→ **Objective**: Quote each line of the material verbatim, without the pictures.

→ **Dataset entries**:
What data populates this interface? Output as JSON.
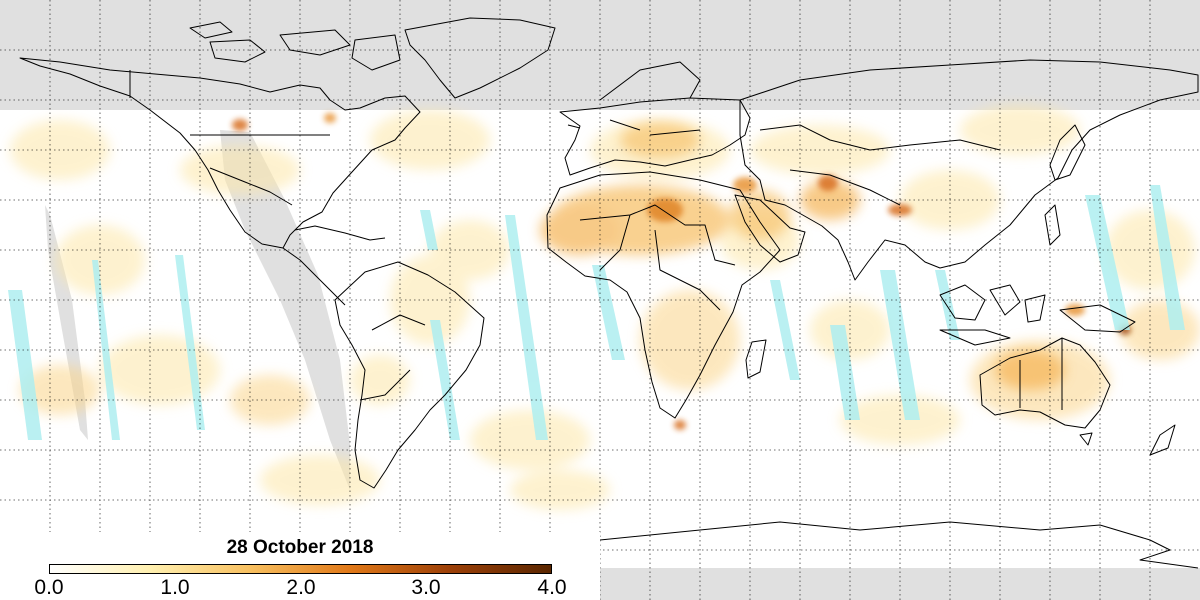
{
  "map": {
    "nodata_color": "#e0e0e0",
    "grid": true,
    "ocean_color": "#ffffff",
    "low_value_color": "#aeeef0"
  },
  "legend": {
    "title": "28 October 2018",
    "ticks": [
      "0.0",
      "1.0",
      "2.0",
      "3.0",
      "4.0"
    ],
    "range": [
      0.0,
      4.0
    ],
    "colors": [
      "#ffffff",
      "#fff0b0",
      "#f8c060",
      "#e07818",
      "#9c4008",
      "#5a2600"
    ]
  }
}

→ **Answer for this exercise**:
What data populates this interface? Output as JSON.
{
  "map": {
    "nodata_color": "#e0e0e0",
    "grid": true,
    "ocean_color": "#ffffff",
    "low_value_color": "#aeeef0"
  },
  "legend": {
    "title": "28 October 2018",
    "ticks": [
      "0.0",
      "1.0",
      "2.0",
      "3.0",
      "4.0"
    ],
    "range": [
      0.0,
      4.0
    ],
    "colors": [
      "#ffffff",
      "#fff0b0",
      "#f8c060",
      "#e07818",
      "#9c4008",
      "#5a2600"
    ]
  }
}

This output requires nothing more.